#### EJERCICIOS POR RESOLVER
1. Reproduzca el fragmento de la reseña del documental sobre Arthur Miller comprendido desde "Arthur Miller ha" hasta "la palabra, claro.", sustituyendo "dramaturgos" por "autores teatrales".
2. Conteste brevemente, según la reseña del documental sobre Arthur Miller:
(a) ¿Quién realizó el documental?
(b) ¿Cuál es el título de la autobiografía de Miller y en qué año se publicó?
(c) ¿Qué se hizo con el hijo de Miller con síndrome de Down a los pocos días de nacer?

*** EXTRACTO DEL DOCUMENTO ***

Durante el encierro posnavidad, por una de esas afortunadas casualidades de la vida cuyo origen no logran determinarse por falta de atención inicial, quedé viendo un documental sobre la vida del dramaturgo Arthur Miller. El mismo es obra de su hija menor, Rebecca Miller. Me gustó mucho.

Arthur Miller ha sido catalogado como uno de los grandes dramaturgos del siglo XX en la literatura norteamericana y sus obras teatrales parecen haber sobrevivido, no solo el paso del tiempo sino la evolución en la forma de pensar del público en general. El documental resulta una mirada íntima a la vida de Miller y en el que se incorporan a ratos conversaciones, noticias y, por supuesto, extractos de su autobiografía Vueltas al tiempo publicada en 1987, apenas 8 años antes de la muerte del autor. A mí, personalmente, me encanta ´aguaitar´ la vida ajena, en el buen sentido de la palabra, claro.

Se menciona muy por encima el tema de su hijo con Síndrome de Down, mismo que fue recluido en una institución a los pocos días de nacido, porque, aparentemente, eso es lo que solían recomendar los médicos en aquellos días y sobre quien el autor nunca habló. Según manifiesta su propia hija, él le dijo que estaría dispuesto a expandir sobre el tema, pero ella no encontró el momento para profundizar en el y… “pues Miller murió y ya no hay a quien preguntarle”.

*** DATOS PROPORCIONADOS ***

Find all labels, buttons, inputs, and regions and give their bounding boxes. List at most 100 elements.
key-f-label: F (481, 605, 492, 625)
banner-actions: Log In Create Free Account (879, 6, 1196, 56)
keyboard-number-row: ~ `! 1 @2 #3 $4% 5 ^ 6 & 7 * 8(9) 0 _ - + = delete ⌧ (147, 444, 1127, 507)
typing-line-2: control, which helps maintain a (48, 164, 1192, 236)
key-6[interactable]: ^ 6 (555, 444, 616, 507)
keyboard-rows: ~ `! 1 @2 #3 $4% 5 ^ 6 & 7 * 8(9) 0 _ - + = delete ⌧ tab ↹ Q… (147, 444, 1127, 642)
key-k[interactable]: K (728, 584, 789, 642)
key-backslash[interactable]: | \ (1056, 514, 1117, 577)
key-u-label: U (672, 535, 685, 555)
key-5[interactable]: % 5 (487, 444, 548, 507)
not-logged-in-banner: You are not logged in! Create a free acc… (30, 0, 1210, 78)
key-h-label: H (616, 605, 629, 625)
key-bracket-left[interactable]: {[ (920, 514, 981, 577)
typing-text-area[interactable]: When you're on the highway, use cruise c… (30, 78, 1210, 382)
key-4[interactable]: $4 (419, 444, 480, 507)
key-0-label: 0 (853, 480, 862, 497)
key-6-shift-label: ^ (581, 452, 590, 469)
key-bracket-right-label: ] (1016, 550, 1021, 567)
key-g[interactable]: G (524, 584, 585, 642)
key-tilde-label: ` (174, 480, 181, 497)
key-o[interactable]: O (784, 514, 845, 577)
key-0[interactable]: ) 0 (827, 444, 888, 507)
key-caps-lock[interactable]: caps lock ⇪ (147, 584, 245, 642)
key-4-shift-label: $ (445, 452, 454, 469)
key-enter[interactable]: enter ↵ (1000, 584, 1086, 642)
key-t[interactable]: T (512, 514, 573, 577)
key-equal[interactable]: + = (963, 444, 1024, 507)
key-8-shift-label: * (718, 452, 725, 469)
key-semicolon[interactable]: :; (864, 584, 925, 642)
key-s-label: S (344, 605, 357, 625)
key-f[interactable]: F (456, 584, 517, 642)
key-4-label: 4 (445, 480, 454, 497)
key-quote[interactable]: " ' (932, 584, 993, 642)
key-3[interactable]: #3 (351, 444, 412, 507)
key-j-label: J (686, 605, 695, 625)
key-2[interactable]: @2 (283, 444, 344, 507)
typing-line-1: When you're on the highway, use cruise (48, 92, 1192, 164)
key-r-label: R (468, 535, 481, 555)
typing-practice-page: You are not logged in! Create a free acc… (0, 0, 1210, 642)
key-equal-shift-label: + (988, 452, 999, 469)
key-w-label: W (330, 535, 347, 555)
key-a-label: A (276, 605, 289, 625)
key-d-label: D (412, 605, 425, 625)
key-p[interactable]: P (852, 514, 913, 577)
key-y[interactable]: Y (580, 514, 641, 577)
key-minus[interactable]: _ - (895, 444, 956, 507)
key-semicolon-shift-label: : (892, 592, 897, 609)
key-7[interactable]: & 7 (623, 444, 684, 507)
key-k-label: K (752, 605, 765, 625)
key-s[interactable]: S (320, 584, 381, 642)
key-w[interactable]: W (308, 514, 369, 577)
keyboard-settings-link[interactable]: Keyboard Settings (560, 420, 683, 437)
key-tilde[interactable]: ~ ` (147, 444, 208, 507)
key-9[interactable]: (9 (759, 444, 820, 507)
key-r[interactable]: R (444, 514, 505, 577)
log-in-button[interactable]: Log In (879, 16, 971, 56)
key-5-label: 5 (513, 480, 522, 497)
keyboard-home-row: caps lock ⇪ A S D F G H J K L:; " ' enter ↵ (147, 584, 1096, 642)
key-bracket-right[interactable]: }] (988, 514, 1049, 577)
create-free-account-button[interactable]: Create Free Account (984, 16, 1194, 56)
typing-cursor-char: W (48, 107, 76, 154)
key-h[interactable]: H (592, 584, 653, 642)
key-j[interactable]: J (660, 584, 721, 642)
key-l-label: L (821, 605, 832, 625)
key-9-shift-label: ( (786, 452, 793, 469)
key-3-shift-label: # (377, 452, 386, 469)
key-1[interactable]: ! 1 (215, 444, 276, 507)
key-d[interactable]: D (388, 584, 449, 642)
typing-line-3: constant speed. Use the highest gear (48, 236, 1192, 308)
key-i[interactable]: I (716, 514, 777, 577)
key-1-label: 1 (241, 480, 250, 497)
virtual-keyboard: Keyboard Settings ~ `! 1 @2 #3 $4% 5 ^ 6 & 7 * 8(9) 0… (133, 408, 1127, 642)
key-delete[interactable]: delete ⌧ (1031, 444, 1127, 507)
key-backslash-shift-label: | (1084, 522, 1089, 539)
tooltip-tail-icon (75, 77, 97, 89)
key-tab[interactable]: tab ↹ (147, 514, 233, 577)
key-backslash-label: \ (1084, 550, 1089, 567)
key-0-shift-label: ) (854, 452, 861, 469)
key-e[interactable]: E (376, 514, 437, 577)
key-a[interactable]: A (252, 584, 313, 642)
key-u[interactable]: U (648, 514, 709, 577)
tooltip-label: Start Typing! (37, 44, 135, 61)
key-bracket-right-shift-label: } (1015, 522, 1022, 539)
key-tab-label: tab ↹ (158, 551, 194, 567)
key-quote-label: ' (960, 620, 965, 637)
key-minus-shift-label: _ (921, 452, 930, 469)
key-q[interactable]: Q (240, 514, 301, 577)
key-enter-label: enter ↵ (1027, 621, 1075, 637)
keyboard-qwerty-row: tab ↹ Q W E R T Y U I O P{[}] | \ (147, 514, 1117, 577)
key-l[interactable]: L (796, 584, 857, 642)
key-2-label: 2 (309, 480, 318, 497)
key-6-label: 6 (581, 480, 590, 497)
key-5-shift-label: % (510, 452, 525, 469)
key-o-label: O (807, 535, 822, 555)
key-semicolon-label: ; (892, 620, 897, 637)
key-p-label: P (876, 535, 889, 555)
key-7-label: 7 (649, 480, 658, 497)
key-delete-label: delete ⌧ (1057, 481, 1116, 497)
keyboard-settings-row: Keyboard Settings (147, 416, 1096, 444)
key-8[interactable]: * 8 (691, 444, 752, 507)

***

#### RESPUESTAS
1.
Arthur Miller ha sido catalogado como uno de los grandes autores teatrales del siglo XX en la literatura norteamericana y sus obras teatrales parecen haber sobrevivido, no solo el paso del tiempo sino la evolución en la forma de pensar del público en general. El documental resulta una mirada íntima a la vida de Miller y en el que se incorporan a ratos conversaciones, noticias y, por supuesto, extractos de su autobiografía Vueltas al tiempo publicada en 1987, apenas 8 años antes de la muerte del autor. A mí, personalmente, me encanta ´aguaitar´ la vida ajena, en el buen sentido de la palabra, claro.

2.
(a) Rebecca Miller, su hija menor.
(b) Vueltas al tiempo, publicada en 1987.
(c) Fue recluido en una institución.